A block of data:
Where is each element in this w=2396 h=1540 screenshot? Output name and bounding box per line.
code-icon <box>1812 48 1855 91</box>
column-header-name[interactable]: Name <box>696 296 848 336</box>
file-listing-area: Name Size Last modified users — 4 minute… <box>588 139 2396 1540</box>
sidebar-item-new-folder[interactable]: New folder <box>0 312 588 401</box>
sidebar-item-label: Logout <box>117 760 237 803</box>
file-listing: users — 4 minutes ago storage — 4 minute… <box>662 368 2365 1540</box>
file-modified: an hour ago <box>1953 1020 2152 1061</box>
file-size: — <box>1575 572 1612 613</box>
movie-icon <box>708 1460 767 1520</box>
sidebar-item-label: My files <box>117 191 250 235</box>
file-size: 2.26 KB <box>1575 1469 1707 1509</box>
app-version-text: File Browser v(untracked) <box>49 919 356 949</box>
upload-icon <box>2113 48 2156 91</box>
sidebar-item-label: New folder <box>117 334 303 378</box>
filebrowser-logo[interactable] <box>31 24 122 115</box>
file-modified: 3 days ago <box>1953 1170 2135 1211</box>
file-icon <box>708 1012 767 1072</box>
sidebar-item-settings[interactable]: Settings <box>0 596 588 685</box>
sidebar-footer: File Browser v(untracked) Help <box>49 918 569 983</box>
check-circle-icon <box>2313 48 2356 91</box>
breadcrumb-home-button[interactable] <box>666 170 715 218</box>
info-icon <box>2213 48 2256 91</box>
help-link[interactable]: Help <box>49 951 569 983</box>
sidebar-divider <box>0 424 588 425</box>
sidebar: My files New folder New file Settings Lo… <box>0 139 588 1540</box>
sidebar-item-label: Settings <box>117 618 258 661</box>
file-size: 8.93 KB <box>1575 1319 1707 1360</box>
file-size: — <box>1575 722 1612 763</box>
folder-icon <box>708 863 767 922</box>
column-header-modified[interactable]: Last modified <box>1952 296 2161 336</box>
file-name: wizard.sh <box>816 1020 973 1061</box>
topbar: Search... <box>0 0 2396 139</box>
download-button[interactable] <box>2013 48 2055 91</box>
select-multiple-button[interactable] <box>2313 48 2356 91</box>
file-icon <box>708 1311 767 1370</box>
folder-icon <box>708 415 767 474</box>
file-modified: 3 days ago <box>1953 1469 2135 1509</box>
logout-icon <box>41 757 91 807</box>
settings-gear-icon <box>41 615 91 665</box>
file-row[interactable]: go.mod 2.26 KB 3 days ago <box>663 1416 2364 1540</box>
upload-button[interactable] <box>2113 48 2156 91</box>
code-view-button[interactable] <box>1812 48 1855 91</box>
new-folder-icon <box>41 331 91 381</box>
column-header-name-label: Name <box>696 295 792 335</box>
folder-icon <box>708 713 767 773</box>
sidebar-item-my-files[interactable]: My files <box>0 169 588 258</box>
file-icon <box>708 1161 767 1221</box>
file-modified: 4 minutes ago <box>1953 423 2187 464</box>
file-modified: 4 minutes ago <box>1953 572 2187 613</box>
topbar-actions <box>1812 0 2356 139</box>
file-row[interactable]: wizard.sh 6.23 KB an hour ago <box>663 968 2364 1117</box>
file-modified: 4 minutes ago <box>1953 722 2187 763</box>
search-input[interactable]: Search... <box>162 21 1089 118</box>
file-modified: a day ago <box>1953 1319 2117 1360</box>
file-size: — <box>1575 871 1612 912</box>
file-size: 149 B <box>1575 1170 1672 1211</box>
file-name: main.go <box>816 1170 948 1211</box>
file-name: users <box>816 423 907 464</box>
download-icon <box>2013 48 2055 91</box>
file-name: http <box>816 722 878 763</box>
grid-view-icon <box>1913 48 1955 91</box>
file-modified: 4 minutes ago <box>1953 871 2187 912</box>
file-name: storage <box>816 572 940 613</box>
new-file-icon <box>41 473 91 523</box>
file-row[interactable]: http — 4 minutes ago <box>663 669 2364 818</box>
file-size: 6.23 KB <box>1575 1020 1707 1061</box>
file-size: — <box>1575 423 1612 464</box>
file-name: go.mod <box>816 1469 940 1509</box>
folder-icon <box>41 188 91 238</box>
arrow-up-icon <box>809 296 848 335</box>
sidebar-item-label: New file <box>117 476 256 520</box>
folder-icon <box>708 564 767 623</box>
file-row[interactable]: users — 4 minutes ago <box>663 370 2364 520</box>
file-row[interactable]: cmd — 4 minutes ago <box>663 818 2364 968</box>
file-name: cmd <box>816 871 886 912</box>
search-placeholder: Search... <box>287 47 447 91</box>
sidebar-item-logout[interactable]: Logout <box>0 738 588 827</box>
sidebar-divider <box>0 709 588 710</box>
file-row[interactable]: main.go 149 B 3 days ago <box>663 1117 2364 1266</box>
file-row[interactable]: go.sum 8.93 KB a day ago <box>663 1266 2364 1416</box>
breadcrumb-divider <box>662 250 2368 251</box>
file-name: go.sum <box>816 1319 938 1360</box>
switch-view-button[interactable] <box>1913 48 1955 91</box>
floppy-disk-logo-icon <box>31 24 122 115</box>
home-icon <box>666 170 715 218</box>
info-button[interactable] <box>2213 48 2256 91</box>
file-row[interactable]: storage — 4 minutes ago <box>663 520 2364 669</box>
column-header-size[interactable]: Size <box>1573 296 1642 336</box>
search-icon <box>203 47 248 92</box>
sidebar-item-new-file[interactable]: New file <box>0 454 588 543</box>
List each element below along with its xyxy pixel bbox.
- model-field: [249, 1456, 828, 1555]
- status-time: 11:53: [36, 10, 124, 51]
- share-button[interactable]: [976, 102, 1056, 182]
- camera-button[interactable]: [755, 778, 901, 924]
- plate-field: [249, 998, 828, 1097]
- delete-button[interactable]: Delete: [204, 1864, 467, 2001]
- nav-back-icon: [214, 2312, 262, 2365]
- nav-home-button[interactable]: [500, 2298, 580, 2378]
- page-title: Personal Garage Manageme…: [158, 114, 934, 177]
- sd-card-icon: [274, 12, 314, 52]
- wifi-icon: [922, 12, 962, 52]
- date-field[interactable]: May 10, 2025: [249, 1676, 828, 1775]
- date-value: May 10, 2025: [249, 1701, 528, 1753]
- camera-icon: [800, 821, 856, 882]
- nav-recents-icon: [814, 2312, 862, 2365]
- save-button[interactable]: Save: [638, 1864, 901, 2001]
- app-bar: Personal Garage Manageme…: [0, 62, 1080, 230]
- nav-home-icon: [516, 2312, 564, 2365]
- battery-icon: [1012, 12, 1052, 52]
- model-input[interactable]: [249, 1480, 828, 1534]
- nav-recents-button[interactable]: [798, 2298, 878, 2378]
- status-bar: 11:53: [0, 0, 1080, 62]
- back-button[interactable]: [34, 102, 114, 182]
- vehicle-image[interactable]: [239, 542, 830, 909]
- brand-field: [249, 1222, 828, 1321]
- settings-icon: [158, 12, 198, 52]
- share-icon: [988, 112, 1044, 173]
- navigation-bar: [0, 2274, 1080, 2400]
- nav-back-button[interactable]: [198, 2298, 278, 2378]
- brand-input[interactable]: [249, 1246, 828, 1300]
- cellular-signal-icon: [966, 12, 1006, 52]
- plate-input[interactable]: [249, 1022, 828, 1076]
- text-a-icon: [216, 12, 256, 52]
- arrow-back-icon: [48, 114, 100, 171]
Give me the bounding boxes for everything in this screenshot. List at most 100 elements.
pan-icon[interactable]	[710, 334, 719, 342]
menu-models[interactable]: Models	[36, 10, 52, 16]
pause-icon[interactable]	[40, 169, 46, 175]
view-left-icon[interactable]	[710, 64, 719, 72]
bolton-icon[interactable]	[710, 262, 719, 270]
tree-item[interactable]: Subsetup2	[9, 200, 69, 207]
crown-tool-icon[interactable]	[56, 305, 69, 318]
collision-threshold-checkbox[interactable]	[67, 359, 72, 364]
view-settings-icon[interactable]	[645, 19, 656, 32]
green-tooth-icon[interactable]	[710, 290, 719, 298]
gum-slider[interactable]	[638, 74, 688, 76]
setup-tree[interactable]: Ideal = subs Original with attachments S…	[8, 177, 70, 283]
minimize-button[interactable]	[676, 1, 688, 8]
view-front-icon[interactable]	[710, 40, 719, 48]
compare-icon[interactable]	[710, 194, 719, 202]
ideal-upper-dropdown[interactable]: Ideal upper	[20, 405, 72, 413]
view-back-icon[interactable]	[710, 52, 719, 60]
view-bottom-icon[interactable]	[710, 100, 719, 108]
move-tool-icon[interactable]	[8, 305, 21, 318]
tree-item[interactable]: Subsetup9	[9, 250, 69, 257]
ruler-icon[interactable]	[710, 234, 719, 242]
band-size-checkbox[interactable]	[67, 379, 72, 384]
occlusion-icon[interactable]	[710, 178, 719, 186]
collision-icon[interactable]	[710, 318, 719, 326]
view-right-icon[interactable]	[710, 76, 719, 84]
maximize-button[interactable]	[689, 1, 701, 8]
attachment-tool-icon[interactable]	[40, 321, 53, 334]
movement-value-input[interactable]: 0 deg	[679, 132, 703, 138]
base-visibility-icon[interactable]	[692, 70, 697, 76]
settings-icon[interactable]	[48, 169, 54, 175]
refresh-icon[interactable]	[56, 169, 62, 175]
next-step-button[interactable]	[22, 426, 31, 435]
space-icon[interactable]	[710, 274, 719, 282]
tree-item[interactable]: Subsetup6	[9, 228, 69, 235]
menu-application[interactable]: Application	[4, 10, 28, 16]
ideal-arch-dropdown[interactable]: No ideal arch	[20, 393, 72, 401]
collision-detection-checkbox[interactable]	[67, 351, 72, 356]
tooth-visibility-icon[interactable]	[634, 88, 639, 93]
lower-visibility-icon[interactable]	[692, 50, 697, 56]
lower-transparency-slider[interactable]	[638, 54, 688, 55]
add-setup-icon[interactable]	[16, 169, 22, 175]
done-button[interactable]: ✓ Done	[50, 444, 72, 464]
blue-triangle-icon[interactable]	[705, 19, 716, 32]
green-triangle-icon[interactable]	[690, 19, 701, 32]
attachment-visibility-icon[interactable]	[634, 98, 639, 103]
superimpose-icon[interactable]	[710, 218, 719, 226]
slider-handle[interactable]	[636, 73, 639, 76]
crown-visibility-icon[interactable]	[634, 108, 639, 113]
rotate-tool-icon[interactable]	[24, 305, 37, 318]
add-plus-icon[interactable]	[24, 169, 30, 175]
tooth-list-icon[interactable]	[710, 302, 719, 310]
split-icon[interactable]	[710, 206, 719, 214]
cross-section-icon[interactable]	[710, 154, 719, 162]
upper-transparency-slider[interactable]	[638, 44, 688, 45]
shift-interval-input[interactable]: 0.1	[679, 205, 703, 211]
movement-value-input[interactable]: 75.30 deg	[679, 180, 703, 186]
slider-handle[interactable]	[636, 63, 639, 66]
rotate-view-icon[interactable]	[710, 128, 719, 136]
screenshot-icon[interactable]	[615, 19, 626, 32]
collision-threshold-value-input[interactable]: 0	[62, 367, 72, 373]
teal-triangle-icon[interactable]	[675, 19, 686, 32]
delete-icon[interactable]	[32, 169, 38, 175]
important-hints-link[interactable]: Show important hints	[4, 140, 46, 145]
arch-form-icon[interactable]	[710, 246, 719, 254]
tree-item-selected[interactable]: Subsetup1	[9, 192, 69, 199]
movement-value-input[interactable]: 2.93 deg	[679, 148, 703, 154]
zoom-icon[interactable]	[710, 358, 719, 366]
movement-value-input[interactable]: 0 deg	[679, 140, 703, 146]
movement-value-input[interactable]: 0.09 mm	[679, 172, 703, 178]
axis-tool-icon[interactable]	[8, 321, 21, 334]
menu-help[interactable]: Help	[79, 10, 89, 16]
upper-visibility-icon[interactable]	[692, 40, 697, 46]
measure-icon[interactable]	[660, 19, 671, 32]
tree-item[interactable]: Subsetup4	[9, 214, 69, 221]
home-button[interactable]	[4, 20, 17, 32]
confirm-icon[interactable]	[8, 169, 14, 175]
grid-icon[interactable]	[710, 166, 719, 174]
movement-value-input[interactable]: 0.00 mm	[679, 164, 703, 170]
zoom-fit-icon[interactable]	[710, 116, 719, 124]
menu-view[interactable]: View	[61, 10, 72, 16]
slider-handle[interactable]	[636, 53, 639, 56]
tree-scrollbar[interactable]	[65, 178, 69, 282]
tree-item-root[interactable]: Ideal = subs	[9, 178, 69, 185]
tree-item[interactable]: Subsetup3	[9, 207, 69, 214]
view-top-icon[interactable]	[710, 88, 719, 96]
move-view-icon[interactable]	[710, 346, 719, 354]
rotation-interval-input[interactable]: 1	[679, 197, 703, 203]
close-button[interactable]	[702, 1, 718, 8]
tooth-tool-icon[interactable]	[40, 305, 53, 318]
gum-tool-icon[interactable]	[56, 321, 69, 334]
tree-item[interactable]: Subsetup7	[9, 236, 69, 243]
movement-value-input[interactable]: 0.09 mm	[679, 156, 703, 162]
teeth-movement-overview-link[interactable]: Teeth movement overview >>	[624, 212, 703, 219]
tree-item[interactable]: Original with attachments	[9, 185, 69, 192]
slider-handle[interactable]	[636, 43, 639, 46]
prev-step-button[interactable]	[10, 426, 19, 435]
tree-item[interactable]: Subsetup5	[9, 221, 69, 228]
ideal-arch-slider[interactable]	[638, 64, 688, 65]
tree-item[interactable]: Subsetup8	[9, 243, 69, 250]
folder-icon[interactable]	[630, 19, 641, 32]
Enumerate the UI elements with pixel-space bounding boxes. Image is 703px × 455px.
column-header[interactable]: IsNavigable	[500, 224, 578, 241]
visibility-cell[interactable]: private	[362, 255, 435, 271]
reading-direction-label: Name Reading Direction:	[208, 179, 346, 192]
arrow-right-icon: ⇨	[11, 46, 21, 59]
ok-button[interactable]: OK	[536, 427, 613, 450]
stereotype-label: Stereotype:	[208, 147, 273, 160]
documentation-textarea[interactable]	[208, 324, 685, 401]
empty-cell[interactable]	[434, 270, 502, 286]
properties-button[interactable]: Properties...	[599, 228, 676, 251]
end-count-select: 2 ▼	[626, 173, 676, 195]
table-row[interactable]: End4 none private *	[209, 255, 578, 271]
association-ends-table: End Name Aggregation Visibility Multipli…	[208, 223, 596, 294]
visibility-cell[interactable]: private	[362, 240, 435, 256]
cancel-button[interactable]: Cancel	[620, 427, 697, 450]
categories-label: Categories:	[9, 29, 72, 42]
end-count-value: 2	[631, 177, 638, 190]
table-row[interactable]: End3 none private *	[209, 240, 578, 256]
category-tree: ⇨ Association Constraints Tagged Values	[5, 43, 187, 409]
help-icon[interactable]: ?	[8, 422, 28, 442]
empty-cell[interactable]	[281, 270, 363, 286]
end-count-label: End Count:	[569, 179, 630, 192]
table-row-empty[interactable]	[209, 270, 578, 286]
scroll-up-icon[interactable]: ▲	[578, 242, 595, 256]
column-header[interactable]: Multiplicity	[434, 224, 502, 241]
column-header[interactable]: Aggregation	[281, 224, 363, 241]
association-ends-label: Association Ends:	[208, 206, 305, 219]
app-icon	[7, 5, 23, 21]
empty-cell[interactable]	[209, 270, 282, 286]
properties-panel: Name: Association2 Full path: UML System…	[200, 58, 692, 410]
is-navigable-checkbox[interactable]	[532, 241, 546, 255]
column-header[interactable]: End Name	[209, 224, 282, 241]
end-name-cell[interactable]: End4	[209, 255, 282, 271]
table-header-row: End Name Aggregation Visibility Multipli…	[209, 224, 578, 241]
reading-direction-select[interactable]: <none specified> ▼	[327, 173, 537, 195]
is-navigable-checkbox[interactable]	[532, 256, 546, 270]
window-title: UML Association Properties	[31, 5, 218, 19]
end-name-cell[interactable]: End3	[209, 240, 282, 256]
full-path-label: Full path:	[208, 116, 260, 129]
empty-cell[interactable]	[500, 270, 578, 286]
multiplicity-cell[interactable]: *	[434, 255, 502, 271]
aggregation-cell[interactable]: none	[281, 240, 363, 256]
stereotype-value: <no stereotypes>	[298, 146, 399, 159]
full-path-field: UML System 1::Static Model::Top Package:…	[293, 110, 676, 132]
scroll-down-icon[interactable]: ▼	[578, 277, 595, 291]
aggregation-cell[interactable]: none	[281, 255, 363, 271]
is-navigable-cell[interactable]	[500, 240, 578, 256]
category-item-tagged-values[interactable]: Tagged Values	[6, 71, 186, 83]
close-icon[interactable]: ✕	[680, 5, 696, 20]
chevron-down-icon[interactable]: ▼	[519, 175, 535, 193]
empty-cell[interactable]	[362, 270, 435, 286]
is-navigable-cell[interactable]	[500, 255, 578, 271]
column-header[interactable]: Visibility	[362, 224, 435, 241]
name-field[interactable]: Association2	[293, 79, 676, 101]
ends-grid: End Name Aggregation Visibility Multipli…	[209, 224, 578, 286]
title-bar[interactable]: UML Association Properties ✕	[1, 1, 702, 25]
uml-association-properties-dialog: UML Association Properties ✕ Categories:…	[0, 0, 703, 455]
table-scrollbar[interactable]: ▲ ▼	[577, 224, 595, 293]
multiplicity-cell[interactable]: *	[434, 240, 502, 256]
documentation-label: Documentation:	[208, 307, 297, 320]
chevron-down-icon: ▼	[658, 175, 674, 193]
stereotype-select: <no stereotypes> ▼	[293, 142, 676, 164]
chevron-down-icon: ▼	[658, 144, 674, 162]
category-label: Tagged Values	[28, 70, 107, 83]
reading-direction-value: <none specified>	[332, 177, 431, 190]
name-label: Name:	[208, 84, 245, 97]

*Directions for this task*. Rename "file-modified" to "file-updated" everywhere from the start of the records down to the line containing "breadcrumb-home-button[interactable] <box>666 170", leaving all else unchanged.

*Exercise solution*.
Where is each element in this w=2396 h=1540 screenshot? Output name and bounding box per line.
code-icon <box>1812 48 1855 91</box>
column-header-name[interactable]: Name <box>696 296 848 336</box>
file-listing-area: Name Size Last modified users — 4 minute… <box>588 139 2396 1540</box>
sidebar-item-new-folder[interactable]: New folder <box>0 312 588 401</box>
sidebar-item-label: Logout <box>117 760 237 803</box>
file-listing: users — 4 minutes ago storage — 4 minute… <box>662 368 2365 1540</box>
file-updated: an hour ago <box>1953 1020 2152 1061</box>
file-size: — <box>1575 572 1612 613</box>
movie-icon <box>708 1460 767 1520</box>
sidebar-item-label: My files <box>117 191 250 235</box>
file-size: 2.26 KB <box>1575 1469 1707 1509</box>
app-version-text: File Browser v(untracked) <box>49 919 356 949</box>
upload-icon <box>2113 48 2156 91</box>
sidebar-item-label: New folder <box>117 334 303 378</box>
filebrowser-logo[interactable] <box>31 24 122 115</box>
file-updated: 3 days ago <box>1953 1170 2135 1211</box>
file-icon <box>708 1012 767 1072</box>
sidebar-item-settings[interactable]: Settings <box>0 596 588 685</box>
sidebar-footer: File Browser v(untracked) Help <box>49 918 569 983</box>
check-circle-icon <box>2313 48 2356 91</box>
breadcrumb-home-button[interactable] <box>666 170 715 218</box>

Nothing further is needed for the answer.